Type out the records that follow, exactly as given.

[Figure contents as structured data]
________________________________________

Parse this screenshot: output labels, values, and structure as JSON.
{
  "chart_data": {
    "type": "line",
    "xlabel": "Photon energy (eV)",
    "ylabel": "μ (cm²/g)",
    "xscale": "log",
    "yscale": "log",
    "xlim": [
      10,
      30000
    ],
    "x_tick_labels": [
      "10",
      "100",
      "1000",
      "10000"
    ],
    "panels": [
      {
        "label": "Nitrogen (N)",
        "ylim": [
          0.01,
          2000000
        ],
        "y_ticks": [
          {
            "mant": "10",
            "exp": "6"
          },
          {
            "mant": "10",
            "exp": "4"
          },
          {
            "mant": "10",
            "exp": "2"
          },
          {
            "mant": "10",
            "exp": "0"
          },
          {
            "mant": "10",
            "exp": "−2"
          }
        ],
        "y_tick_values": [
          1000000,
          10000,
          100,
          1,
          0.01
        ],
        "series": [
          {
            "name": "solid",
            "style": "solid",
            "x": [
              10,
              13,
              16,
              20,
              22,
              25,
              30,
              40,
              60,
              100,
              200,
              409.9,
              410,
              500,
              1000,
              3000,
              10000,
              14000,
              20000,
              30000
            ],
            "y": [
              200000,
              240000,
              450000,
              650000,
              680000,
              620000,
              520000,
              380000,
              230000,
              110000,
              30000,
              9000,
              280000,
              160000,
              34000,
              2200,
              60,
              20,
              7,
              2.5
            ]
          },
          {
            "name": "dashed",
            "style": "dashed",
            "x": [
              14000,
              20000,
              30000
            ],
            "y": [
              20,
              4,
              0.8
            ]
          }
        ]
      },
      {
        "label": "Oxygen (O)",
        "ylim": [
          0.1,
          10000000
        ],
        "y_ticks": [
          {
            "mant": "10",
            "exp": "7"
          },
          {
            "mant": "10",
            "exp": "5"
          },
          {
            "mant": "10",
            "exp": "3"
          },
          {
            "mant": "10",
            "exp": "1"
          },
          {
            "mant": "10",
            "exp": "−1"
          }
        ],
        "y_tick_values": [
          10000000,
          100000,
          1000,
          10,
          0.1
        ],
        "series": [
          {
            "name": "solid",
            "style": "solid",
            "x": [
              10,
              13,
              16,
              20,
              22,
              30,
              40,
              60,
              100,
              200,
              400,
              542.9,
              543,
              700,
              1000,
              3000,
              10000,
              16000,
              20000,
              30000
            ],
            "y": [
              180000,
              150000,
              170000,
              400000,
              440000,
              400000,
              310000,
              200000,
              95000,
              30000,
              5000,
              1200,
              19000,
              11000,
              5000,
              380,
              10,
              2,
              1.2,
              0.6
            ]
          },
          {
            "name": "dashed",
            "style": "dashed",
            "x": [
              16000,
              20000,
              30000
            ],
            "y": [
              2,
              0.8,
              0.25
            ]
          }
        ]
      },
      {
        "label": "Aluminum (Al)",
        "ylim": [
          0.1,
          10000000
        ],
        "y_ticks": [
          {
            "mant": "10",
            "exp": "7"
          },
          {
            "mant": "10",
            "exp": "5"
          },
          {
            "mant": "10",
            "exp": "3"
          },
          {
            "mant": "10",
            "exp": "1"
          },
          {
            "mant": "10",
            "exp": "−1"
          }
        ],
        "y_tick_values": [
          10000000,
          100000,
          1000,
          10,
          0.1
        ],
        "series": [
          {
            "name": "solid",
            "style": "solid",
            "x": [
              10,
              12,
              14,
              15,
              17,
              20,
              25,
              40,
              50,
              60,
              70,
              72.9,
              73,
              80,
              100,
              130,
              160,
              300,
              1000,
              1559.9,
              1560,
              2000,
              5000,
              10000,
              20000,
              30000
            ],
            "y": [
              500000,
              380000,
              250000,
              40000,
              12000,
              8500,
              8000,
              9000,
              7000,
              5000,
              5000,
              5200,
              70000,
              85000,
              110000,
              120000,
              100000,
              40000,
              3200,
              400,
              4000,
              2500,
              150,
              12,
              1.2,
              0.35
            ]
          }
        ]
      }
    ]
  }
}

________________________________________

Completed exercise
Parse this screenshot: output labels, values, and structure as JSON.
{
  "chart_data": {
    "type": "line",
    "xlabel": "Photon energy (eV)",
    "ylabel": "μ (cm²/g)",
    "xscale": "log",
    "yscale": "log",
    "xlim": [
      10,
      30000
    ],
    "x_tick_labels": [
      "10",
      "100",
      "1000",
      "10000"
    ],
    "panels": [
      {
        "label": "Nitrogen (N)",
        "ylim": [
          0.01,
          2000000
        ],
        "y_ticks": [
          {
            "mant": "10",
            "exp": "6"
          },
          {
            "mant": "10",
            "exp": "4"
          },
          {
            "mant": "10",
            "exp": "2"
          },
          {
            "mant": "10",
            "exp": "0"
          },
          {
            "mant": "10",
            "exp": "−2"
          }
        ],
        "y_tick_values": [
          1000000,
          10000,
          100,
          1,
          0.01
        ],
        "series": [
          {
            "name": "solid",
            "style": "solid",
            "x": [
              10,
              13,
              16,
              20,
              22,
              25,
              30,
              40,
              60,
              100,
              200,
              409.9,
              410,
              500,
              1000,
              3000,
              10000,
              14000,
              20000,
              30000
            ],
            "y": [
              200000,
              240000,
              450000,
              650000,
              680000,
              620000,
              520000,
              380000,
              230000,
              110000,
              30000,
              9000,
              280000,
              160000,
              34000,
              2200,
              60,
              20,
              7,
              2.5
            ]
          },
          {
            "name": "dashed",
            "style": "dashed",
            "x": [
              14000,
              20000,
              30000
            ],
            "y": [
              20,
              4,
              0.8
            ]
          }
        ]
      },
      {
        "label": "Oxygen (O)",
        "ylim": [
          0.1,
          10000000
        ],
        "y_ticks": [
          {
            "mant": "10",
            "exp": "7"
          },
          {
            "mant": "10",
            "exp": "5"
          },
          {
            "mant": "10",
            "exp": "3"
          },
          {
            "mant": "10",
            "exp": "1"
          },
          {
            "mant": "10",
            "exp": "−1"
          }
        ],
        "y_tick_values": [
          10000000,
          100000,
          1000,
          10,
          0.1
        ],
        "series": [
          {
            "name": "solid",
            "style": "solid",
            "x": [
              10,
              13,
              16,
              20,
              22,
              30,
              40,
              60,
              100,
              200,
              400,
              542.9,
              543,
              700,
              1000,
              3000,
              10000,
              16000,
              20000,
              30000
            ],
            "y": [
              180000,
              150000,
              170000,
              400000,
              440000,
              400000,
              310000,
              200000,
              95000,
              30000,
              5000,
              1200,
              19000,
              11000,
              5000,
              380,
              10,
              2,
              1.2,
              0.6
            ]
          },
          {
            "name": "dashed",
            "style": "dashed",
            "x": [
              16000,
              20000,
              30000
            ],
            "y": [
              2,
              0.8,
              0.25
            ]
          }
        ]
      },
      {
        "label": "Aluminum (Al)",
        "ylim": [
          0.1,
          10000000
        ],
        "y_ticks": [
          {
            "mant": "10",
            "exp": "7"
          },
          {
            "mant": "10",
            "exp": "5"
          },
          {
            "mant": "10",
            "exp": "3"
          },
          {
            "mant": "10",
            "exp": "1"
          },
          {
            "mant": "10",
            "exp": "−1"
          }
        ],
        "y_tick_values": [
          10000000,
          100000,
          1000,
          10,
          0.1
        ],
        "series": [
          {
            "name": "solid",
            "style": "solid",
            "x": [
              10,
              12,
              14,
              15,
              17,
              20,
              25,
              40,
              50,
              60,
              70,
              72.9,
              73,
              80,
              100,
              130,
              160,
              300,
              1000,
              1559.9,
              1560,
              2000,
              5000,
              10000,
              20000,
              30000
            ],
            "y": [
              500000,
              380000,
              250000,
              40000,
              12000,
              8500,
              8000,
              9000,
              7000,
              5000,
              5000,
              5200,
              70000,
              85000,
              110000,
              120000,
              100000,
              40000,
              3200,
              400,
              4000,
              2500,
              150,
              12,
              1.2,
              0.35
            ]
          }
        ]
      }
    ]
  }
}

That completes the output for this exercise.